> **Exercise description**
Write out the material again exactly, please, and omit the pictures.

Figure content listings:
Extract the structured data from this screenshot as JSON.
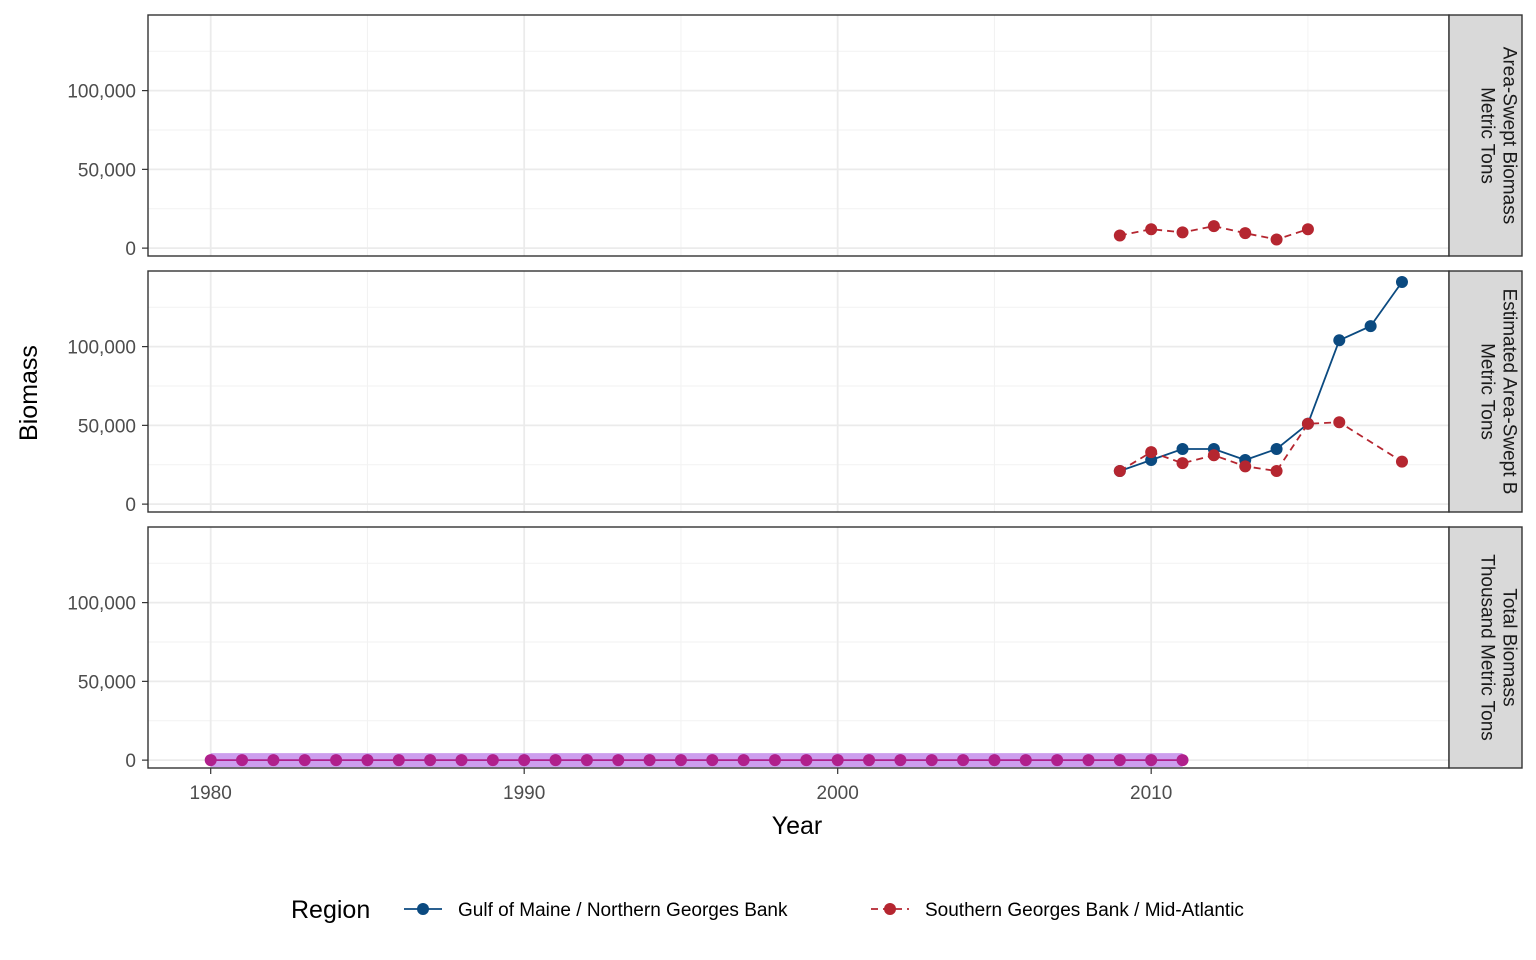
{
  "chart_data": {
    "type": "line",
    "xlabel": "Year",
    "ylabel": "Biomass",
    "xlim": [
      1978,
      2019.5
    ],
    "ylim": [
      -5000,
      148000
    ],
    "x_ticks": [
      1980,
      1990,
      2000,
      2010
    ],
    "y_ticks": [
      0,
      50000,
      100000
    ],
    "y_tick_labels": [
      "0",
      "50,000",
      "100,000"
    ],
    "grid": true,
    "legend": {
      "title": "Region",
      "position": "bottom",
      "entries": [
        {
          "label": "Gulf of Maine / Northern Georges Bank",
          "color": "#0b4a80",
          "dash": "solid"
        },
        {
          "label": "Southern Georges Bank / Mid-Atlantic",
          "color": "#b52630",
          "dash": "dashed"
        }
      ]
    },
    "panels": [
      {
        "strip_lines": [
          "Area-Swept Biomass",
          "Metric Tons"
        ],
        "series": [
          {
            "name": "Southern Georges Bank / Mid-Atlantic",
            "color": "#b52630",
            "dash": "dashed",
            "points": [
              [
                2009,
                8000
              ],
              [
                2010,
                12000
              ],
              [
                2011,
                10000
              ],
              [
                2012,
                14000
              ],
              [
                2013,
                9500
              ],
              [
                2014,
                5500
              ],
              [
                2015,
                12000
              ]
            ]
          }
        ]
      },
      {
        "strip_lines": [
          "Estimated Area-Swept B",
          "Metric Tons"
        ],
        "series": [
          {
            "name": "Gulf of Maine / Northern Georges Bank",
            "color": "#0b4a80",
            "dash": "solid",
            "points": [
              [
                2009,
                21000
              ],
              [
                2010,
                28000
              ],
              [
                2011,
                35000
              ],
              [
                2012,
                35000
              ],
              [
                2013,
                28000
              ],
              [
                2014,
                35000
              ],
              [
                2015,
                51000
              ],
              [
                2016,
                104000
              ],
              [
                2017,
                113000
              ],
              [
                2018,
                141000
              ]
            ]
          },
          {
            "name": "Southern Georges Bank / Mid-Atlantic",
            "color": "#b52630",
            "dash": "dashed",
            "points": [
              [
                2009,
                21000
              ],
              [
                2010,
                33000
              ],
              [
                2011,
                26000
              ],
              [
                2012,
                31000
              ],
              [
                2013,
                24000
              ],
              [
                2014,
                21000
              ],
              [
                2015,
                51000
              ],
              [
                2016,
                52000
              ],
              [
                2018,
                27000
              ]
            ]
          }
        ]
      },
      {
        "strip_lines": [
          "Total Biomass",
          "Thousand Metric Tons"
        ],
        "series": [
          {
            "color": "#b0208c",
            "dash": "solid",
            "band_color": "#a44ee0",
            "points": [
              [
                1980,
                0
              ],
              [
                1981,
                0
              ],
              [
                1982,
                0
              ],
              [
                1983,
                0
              ],
              [
                1984,
                0
              ],
              [
                1985,
                0
              ],
              [
                1986,
                0
              ],
              [
                1987,
                0
              ],
              [
                1988,
                0
              ],
              [
                1989,
                0
              ],
              [
                1990,
                0
              ],
              [
                1991,
                0
              ],
              [
                1992,
                0
              ],
              [
                1993,
                0
              ],
              [
                1994,
                0
              ],
              [
                1995,
                0
              ],
              [
                1996,
                0
              ],
              [
                1997,
                0
              ],
              [
                1998,
                0
              ],
              [
                1999,
                0
              ],
              [
                2000,
                0
              ],
              [
                2001,
                0
              ],
              [
                2002,
                0
              ],
              [
                2003,
                0
              ],
              [
                2004,
                0
              ],
              [
                2005,
                0
              ],
              [
                2006,
                0
              ],
              [
                2007,
                0
              ],
              [
                2008,
                0
              ],
              [
                2009,
                0
              ],
              [
                2010,
                0
              ],
              [
                2011,
                0
              ]
            ]
          }
        ]
      }
    ]
  }
}
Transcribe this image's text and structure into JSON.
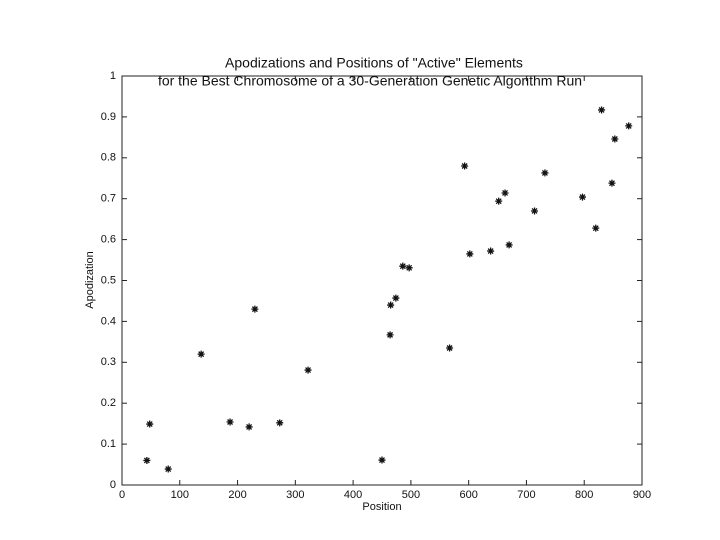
{
  "chart_data": {
    "type": "scatter",
    "title": "Apodizations and Positions of \"Active\" Elements",
    "subtitle": "for the Best Chromosome of a 30-Generation Genetic Algorithm Run",
    "x_label": "Position",
    "y_label": "Apodization",
    "x": [
      43,
      48,
      80,
      137,
      187,
      220,
      230,
      273,
      322,
      450,
      464,
      465,
      474,
      486,
      497,
      567,
      593,
      602,
      638,
      652,
      663,
      670,
      714,
      732,
      797,
      820,
      830,
      848,
      853,
      877
    ],
    "values": [
      0.06,
      0.149,
      0.039,
      0.32,
      0.154,
      0.142,
      0.43,
      0.152,
      0.281,
      0.061,
      0.367,
      0.44,
      0.457,
      0.535,
      0.531,
      0.335,
      0.78,
      0.565,
      0.572,
      0.694,
      0.714,
      0.587,
      0.67,
      0.763,
      0.704,
      0.628,
      0.917,
      0.738,
      0.846,
      0.878
    ],
    "color": "#111111",
    "marker": "asterisk",
    "xlim": [
      0,
      900
    ],
    "xticks": [
      0,
      100,
      200,
      300,
      400,
      500,
      600,
      700,
      800,
      900
    ],
    "ylim": [
      0,
      1
    ],
    "yticks": [
      0,
      0.1,
      0.2,
      0.3,
      0.4,
      0.5,
      0.6,
      0.7,
      0.8,
      0.9,
      1
    ],
    "grid": false
  }
}
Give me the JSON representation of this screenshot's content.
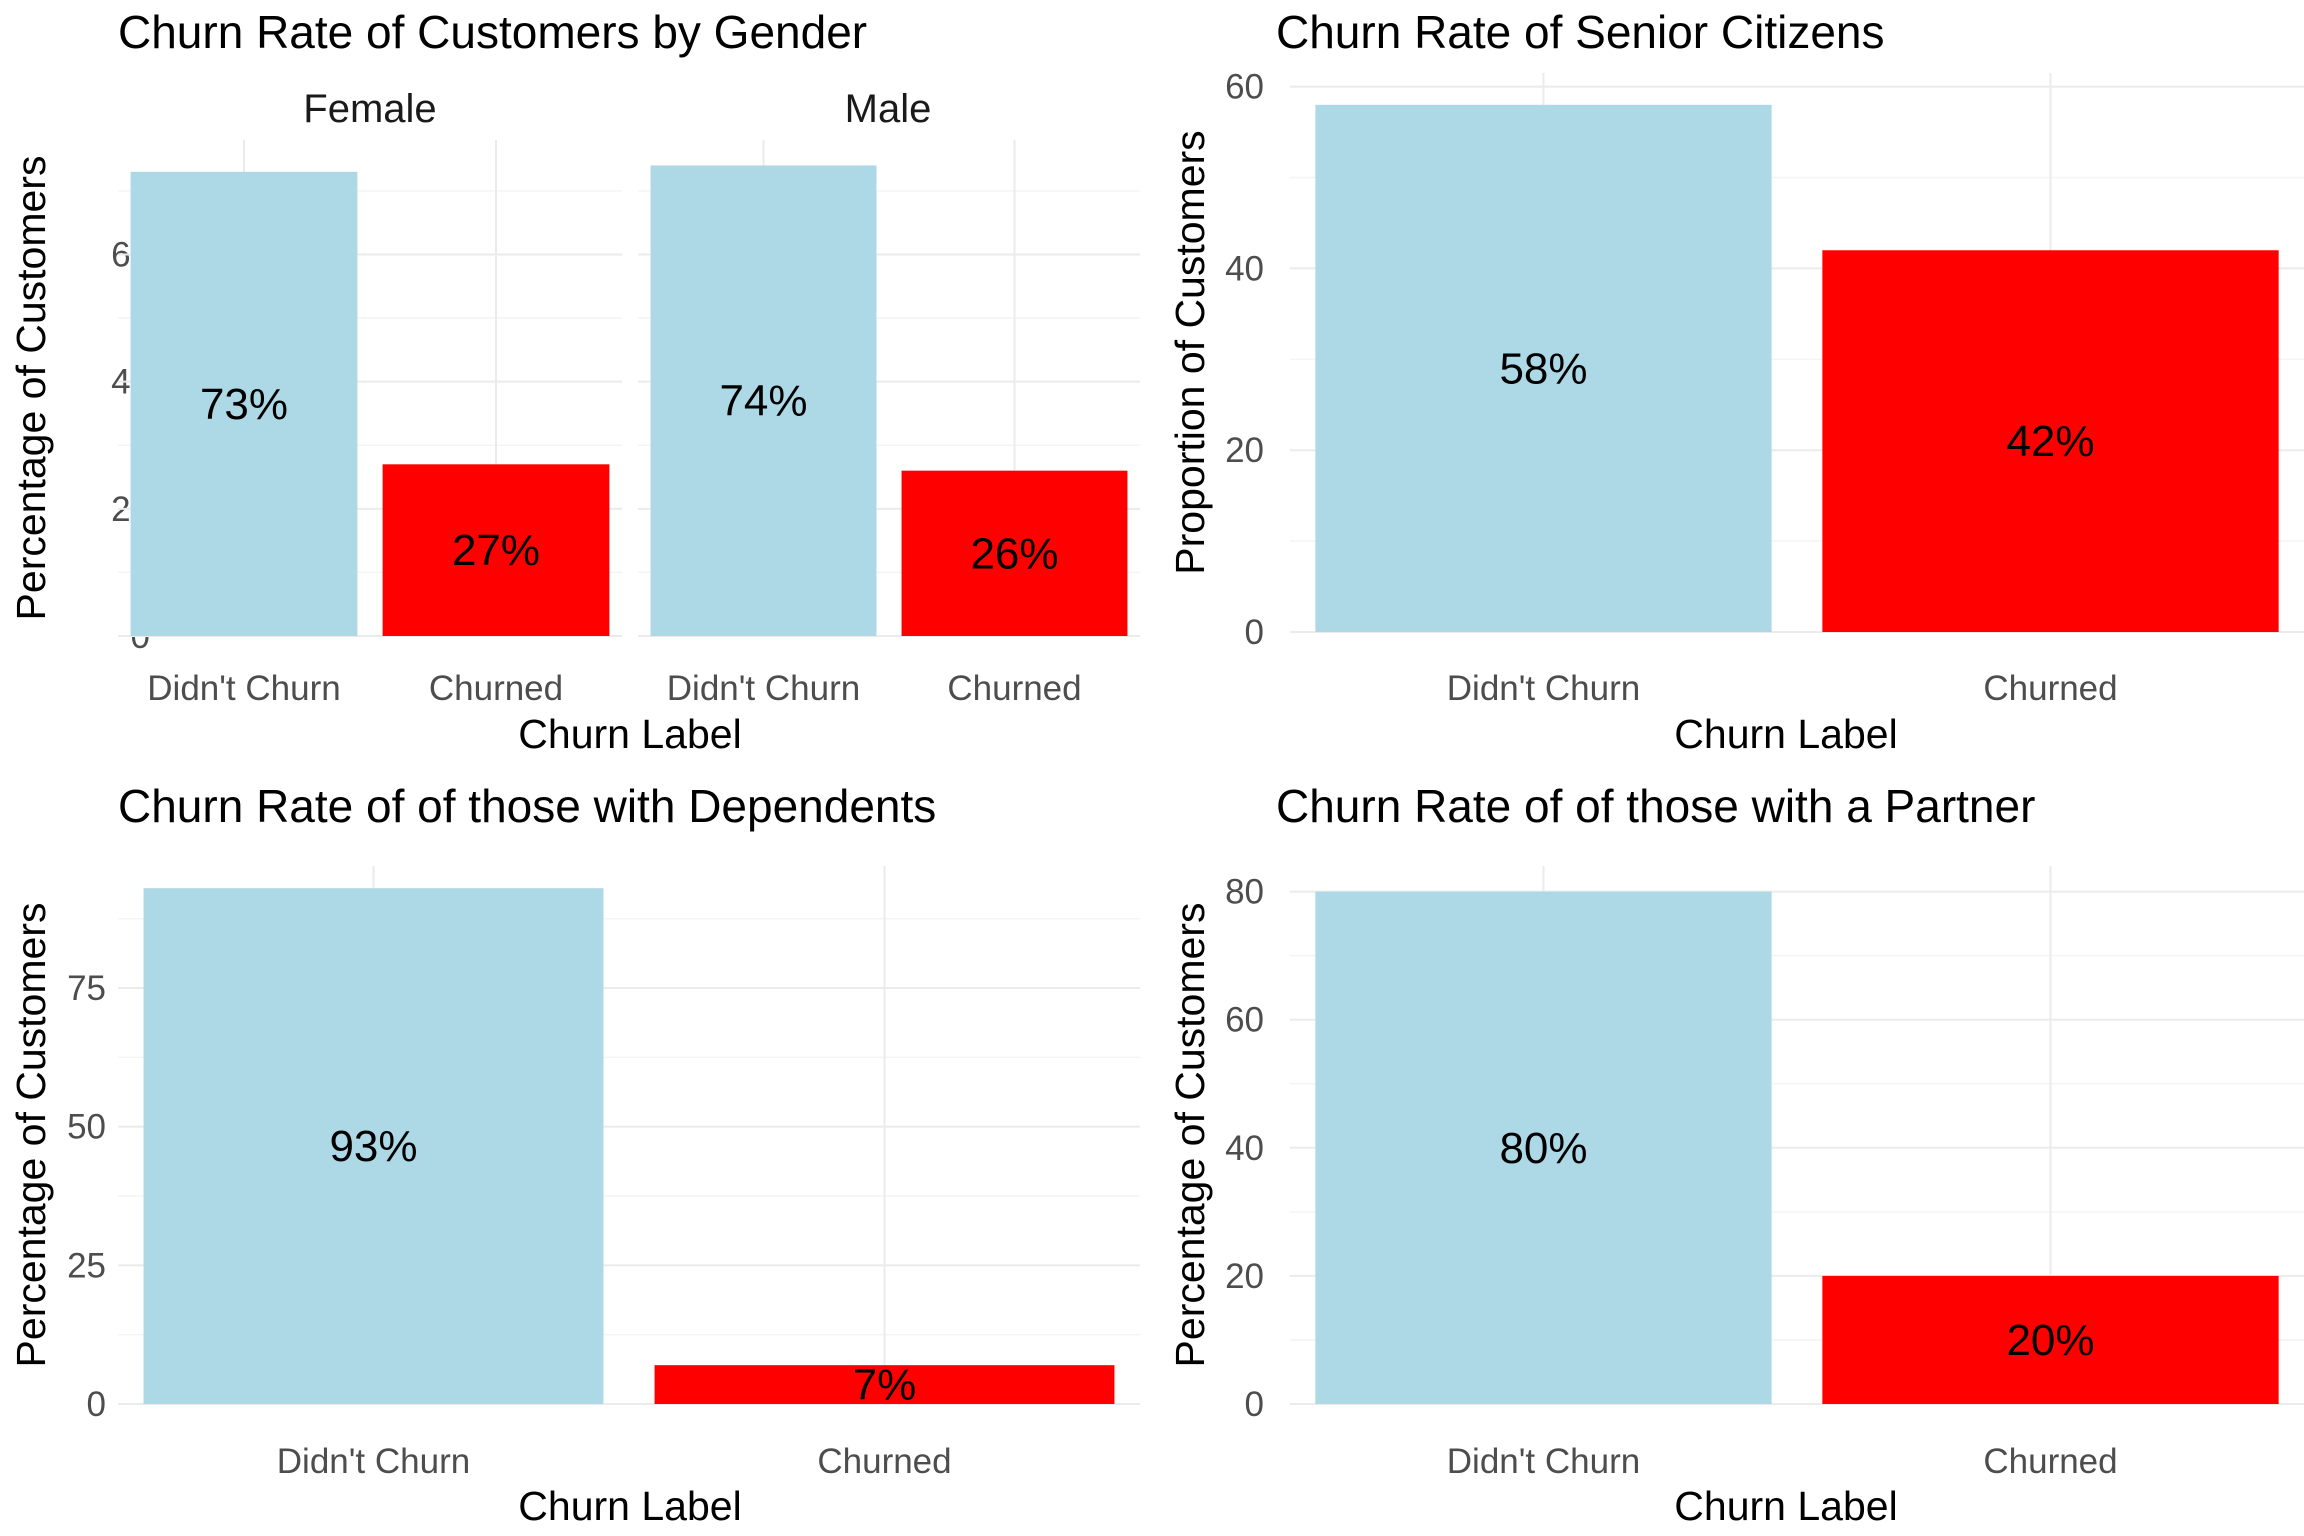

> **Answer in full**
Extract the structured data from this screenshot as JSON.
{
  "chart_data": {
    "type": "line",
    "xlabel": "Year",
    "ylabel": "Biomass",
    "xlim": [
      1978,
      2019.5
    ],
    "ylim": [
      -5000,
      148000
    ],
    "x_ticks": [
      1980,
      1990,
      2000,
      2010
    ],
    "y_ticks": [
      0,
      50000,
      100000
    ],
    "y_tick_labels": [
      "0",
      "50,000",
      "100,000"
    ],
    "grid": true,
    "legend": {
      "title": "Region",
      "position": "bottom",
      "entries": [
        {
          "label": "Gulf of Maine / Northern Georges Bank",
          "color": "#0b4a80",
          "dash": "solid"
        },
        {
          "label": "Southern Georges Bank / Mid-Atlantic",
          "color": "#b52630",
          "dash": "dashed"
        }
      ]
    },
    "panels": [
      {
        "strip_lines": [
          "Area-Swept Biomass",
          "Metric Tons"
        ],
        "series": [
          {
            "name": "Southern Georges Bank / Mid-Atlantic",
            "color": "#b52630",
            "dash": "dashed",
            "points": [
              [
                2009,
                8000
              ],
              [
                2010,
                12000
              ],
              [
                2011,
                10000
              ],
              [
                2012,
                14000
              ],
              [
                2013,
                9500
              ],
              [
                2014,
                5500
              ],
              [
                2015,
                12000
              ]
            ]
          }
        ]
      },
      {
        "strip_lines": [
          "Estimated Area-Swept B",
          "Metric Tons"
        ],
        "series": [
          {
            "name": "Gulf of Maine / Northern Georges Bank",
            "color": "#0b4a80",
            "dash": "solid",
            "points": [
              [
                2009,
                21000
              ],
              [
                2010,
                28000
              ],
              [
                2011,
                35000
              ],
              [
                2012,
                35000
              ],
              [
                2013,
                28000
              ],
              [
                2014,
                35000
              ],
              [
                2015,
                51000
              ],
              [
                2016,
                104000
              ],
              [
                2017,
                113000
              ],
              [
                2018,
                141000
              ]
            ]
          },
          {
            "name": "Southern Georges Bank / Mid-Atlantic",
            "color": "#b52630",
            "dash": "dashed",
            "points": [
              [
                2009,
                21000
              ],
              [
                2010,
                33000
              ],
              [
                2011,
                26000
              ],
              [
                2012,
                31000
              ],
              [
                2013,
                24000
              ],
              [
                2014,
                21000
              ],
              [
                2015,
                51000
              ],
              [
                2016,
                52000
              ],
              [
                2018,
                27000
              ]
            ]
          }
        ]
      },
      {
        "strip_lines": [
          "Total Biomass",
          "Thousand Metric Tons"
        ],
        "series": [
          {
            "color": "#b0208c",
            "dash": "solid",
            "band_color": "#a44ee0",
            "points": [
              [
                1980,
                0
              ],
              [
                1981,
                0
              ],
              [
                1982,
                0
              ],
              [
                1983,
                0
              ],
              [
                1984,
                0
              ],
              [
                1985,
                0
              ],
              [
                1986,
                0
              ],
              [
                1987,
                0
              ],
              [
                1988,
                0
              ],
              [
                1989,
                0
              ],
              [
                1990,
                0
              ],
              [
                1991,
                0
              ],
              [
                1992,
                0
              ],
              [
                1993,
                0
              ],
              [
                1994,
                0
              ],
              [
                1995,
                0
              ],
              [
                1996,
                0
              ],
              [
                1997,
                0
              ],
              [
                1998,
                0
              ],
              [
                1999,
                0
              ],
              [
                2000,
                0
              ],
              [
                2001,
                0
              ],
              [
                2002,
                0
              ],
              [
                2003,
                0
              ],
              [
                2004,
                0
              ],
              [
                2005,
                0
              ],
              [
                2006,
                0
              ],
              [
                2007,
                0
              ],
              [
                2008,
                0
              ],
              [
                2009,
                0
              ],
              [
                2010,
                0
              ],
              [
                2011,
                0
              ]
            ]
          }
        ]
      }
    ]
  }
}
Transcribe this image's text and structure into JSON.
{
  "chart_data": {
    "type": "scatter",
    "title": "Apodizations and Positions of \"Active\" Elements",
    "subtitle": "for the Best Chromosome of a 30-Generation Genetic Algorithm Run",
    "x_label": "Position",
    "y_label": "Apodization",
    "x": [
      43,
      48,
      80,
      137,
      187,
      220,
      230,
      273,
      322,
      450,
      464,
      465,
      474,
      486,
      497,
      567,
      593,
      602,
      638,
      652,
      663,
      670,
      714,
      732,
      797,
      820,
      830,
      848,
      853,
      877
    ],
    "values": [
      0.06,
      0.149,
      0.039,
      0.32,
      0.154,
      0.142,
      0.43,
      0.152,
      0.281,
      0.061,
      0.367,
      0.44,
      0.457,
      0.535,
      0.531,
      0.335,
      0.78,
      0.565,
      0.572,
      0.694,
      0.714,
      0.587,
      0.67,
      0.763,
      0.704,
      0.628,
      0.917,
      0.738,
      0.846,
      0.878
    ],
    "color": "#111111",
    "marker": "asterisk",
    "xlim": [
      0,
      900
    ],
    "xticks": [
      0,
      100,
      200,
      300,
      400,
      500,
      600,
      700,
      800,
      900
    ],
    "ylim": [
      0,
      1
    ],
    "yticks": [
      0,
      0.1,
      0.2,
      0.3,
      0.4,
      0.5,
      0.6,
      0.7,
      0.8,
      0.9,
      1
    ],
    "grid": false
  }
}
Give me the JSON representation of this screenshot's content.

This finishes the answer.